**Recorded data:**
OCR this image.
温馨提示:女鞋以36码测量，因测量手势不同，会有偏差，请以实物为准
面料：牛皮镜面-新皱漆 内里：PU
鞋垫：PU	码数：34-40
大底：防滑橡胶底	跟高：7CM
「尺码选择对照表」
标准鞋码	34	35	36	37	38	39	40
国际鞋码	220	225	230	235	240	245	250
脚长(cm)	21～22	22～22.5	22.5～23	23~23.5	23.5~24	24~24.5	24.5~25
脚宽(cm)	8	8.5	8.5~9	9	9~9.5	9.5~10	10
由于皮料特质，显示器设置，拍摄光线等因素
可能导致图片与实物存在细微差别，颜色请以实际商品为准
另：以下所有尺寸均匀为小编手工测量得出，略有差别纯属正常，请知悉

**Objective:**
Print out every entry, keeping each one exact.

**Task solution:**
OCR this image.
温馨提示:女鞋以36码测量，因测量手势不同，会有偏差，请以实物为准
面料：牛皮镜面-新皱漆 内里：PU
鞋垫：PU	码数：34-40
大底：防滑橡胶底	跟高：7CM
「尺码选择对照表」
标准鞋码	34	35	36	37	38	39	40
国际鞋码	220	225	230	235	240	245	250
脚长(cm)	21～22	22～22.5	22.5～23	23~23.5	23.5~24	24~24.5	24.5~25
脚宽(cm)	8	8.5	8.5~9	9	9~9.5	9.5~10	10
由于皮料特质，显示器设置，拍摄光线等因素
可能导致图片与实物存在细微差别，颜色请以实际商品为准
另：以下所有尺寸均匀为小编手工测量得出，略有差别纯属正常，请知悉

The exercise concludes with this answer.